┌────────

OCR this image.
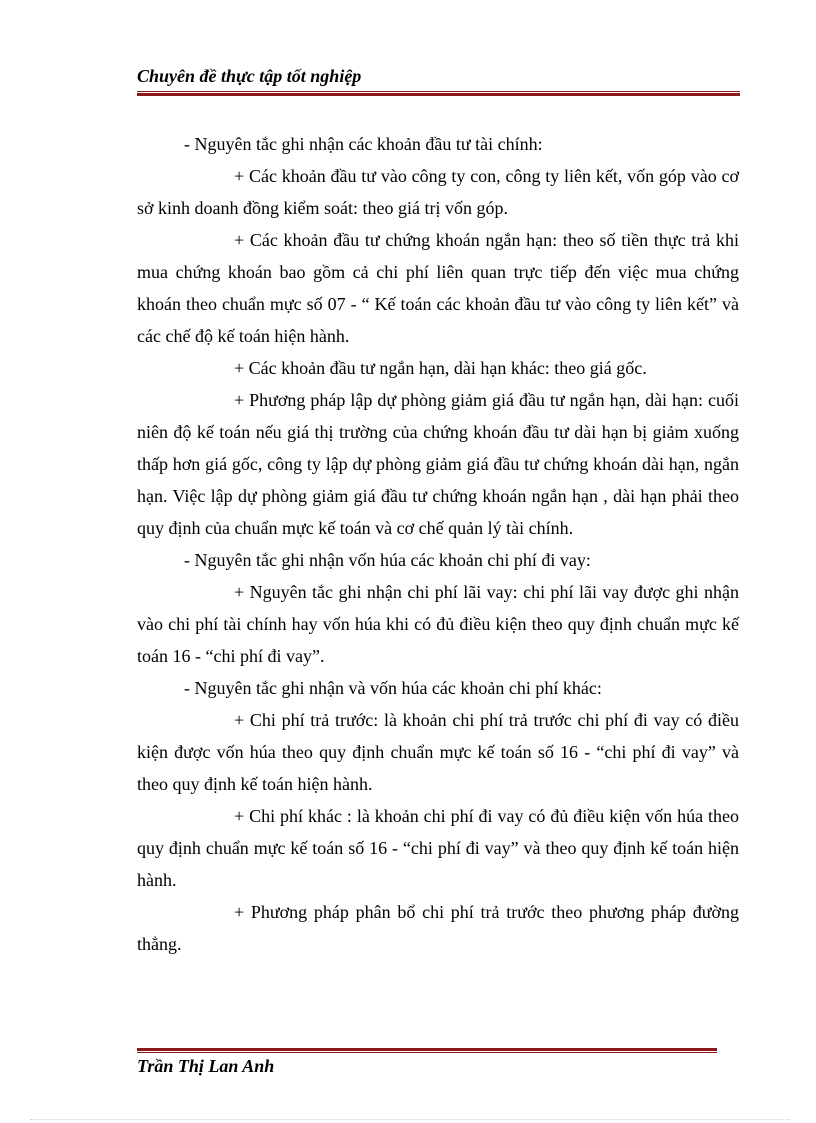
Chuyên đề thực tập tốt nghiệp

- Nguyên tắc ghi nhận các khoản đầu tư tài chính:

+ Các khoản đầu tư vào công ty con, công ty liên kết, vốn góp vào cơ sở kinh doanh đồng kiểm soát: theo giá trị vốn góp.

+ Các khoản đầu tư chứng khoán ngắn hạn: theo số tiền thực trả khi mua chứng khoán bao gồm cả chi phí liên quan trực tiếp đến việc mua chứng khoán theo chuẩn mực số 07 - “ Kế toán các khoản đầu tư vào công ty liên kết” và các chế độ kế toán hiện hành.

+ Các khoản đầu tư ngắn hạn, dài hạn khác: theo giá gốc.

+ Phương pháp lập dự phòng giảm giá đầu tư ngắn hạn, dài hạn: cuối niên độ kế toán nếu giá thị trường của chứng khoán đầu tư dài hạn bị giảm xuống thấp hơn giá gốc, công ty lập dự phòng giảm giá đầu tư chứng khoán dài hạn, ngắn hạn. Việc lập dự phòng giảm giá đầu tư chứng khoán ngắn hạn , dài hạn phải theo quy định của chuẩn mực kế toán và cơ chế quản lý tài chính.

- Nguyên tắc ghi nhận vốn húa các khoản chi phí đi vay:

+ Nguyên tắc ghi nhận chi phí lãi vay: chi phí lãi vay được ghi nhận vào chi phí tài chính hay vốn húa khi có đủ điều kiện theo quy định chuẩn mực kế toán 16 - “chi phí đi vay”.

- Nguyên tắc ghi nhận và vốn húa các khoản chi phí khác:

+ Chi phí trả trước: là khoản chi phí trả trước chi phí đi vay có điều kiện được vốn húa theo quy định chuẩn mực kế toán số 16 - “chi phí đi vay” và theo quy định kế toán hiện hành.

+ Chi phí khác : là khoản chi phí đi vay có đủ điều kiện vốn húa theo quy định chuẩn mực kế toán số 16 - “chi phí đi vay” và theo quy định kế toán hiện hành.

+ Phương pháp phân bổ chi phí trả trước theo phương pháp đường thẳng.

Trần Thị Lan Anh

└────────

*STATED PROBLEM*
Nothing but the pictures may be dropped; output the records above exactly.

*EXERCISE RESULT*
OCR this image.
Chuyên đề thực tập tốt nghiệp

- Nguyên tắc ghi nhận các khoản đầu tư tài chính:

+ Các khoản đầu tư vào công ty con, công ty liên kết, vốn góp vào cơ sở kinh doanh đồng kiểm soát: theo giá trị vốn góp.

+ Các khoản đầu tư chứng khoán ngắn hạn: theo số tiền thực trả khi mua chứng khoán bao gồm cả chi phí liên quan trực tiếp đến việc mua chứng khoán theo chuẩn mực số 07 - “ Kế toán các khoản đầu tư vào công ty liên kết” và các chế độ kế toán hiện hành.

+ Các khoản đầu tư ngắn hạn, dài hạn khác: theo giá gốc.

+ Phương pháp lập dự phòng giảm giá đầu tư ngắn hạn, dài hạn: cuối niên độ kế toán nếu giá thị trường của chứng khoán đầu tư dài hạn bị giảm xuống thấp hơn giá gốc, công ty lập dự phòng giảm giá đầu tư chứng khoán dài hạn, ngắn hạn. Việc lập dự phòng giảm giá đầu tư chứng khoán ngắn hạn , dài hạn phải theo quy định của chuẩn mực kế toán và cơ chế quản lý tài chính.

- Nguyên tắc ghi nhận vốn húa các khoản chi phí đi vay:

+ Nguyên tắc ghi nhận chi phí lãi vay: chi phí lãi vay được ghi nhận vào chi phí tài chính hay vốn húa khi có đủ điều kiện theo quy định chuẩn mực kế toán 16 - “chi phí đi vay”.

- Nguyên tắc ghi nhận và vốn húa các khoản chi phí khác:

+ Chi phí trả trước: là khoản chi phí trả trước chi phí đi vay có điều kiện được vốn húa theo quy định chuẩn mực kế toán số 16 - “chi phí đi vay” và theo quy định kế toán hiện hành.

+ Chi phí khác : là khoản chi phí đi vay có đủ điều kiện vốn húa theo quy định chuẩn mực kế toán số 16 - “chi phí đi vay” và theo quy định kế toán hiện hành.

+ Phương pháp phân bổ chi phí trả trước theo phương pháp đường thẳng.

Trần Thị Lan Anh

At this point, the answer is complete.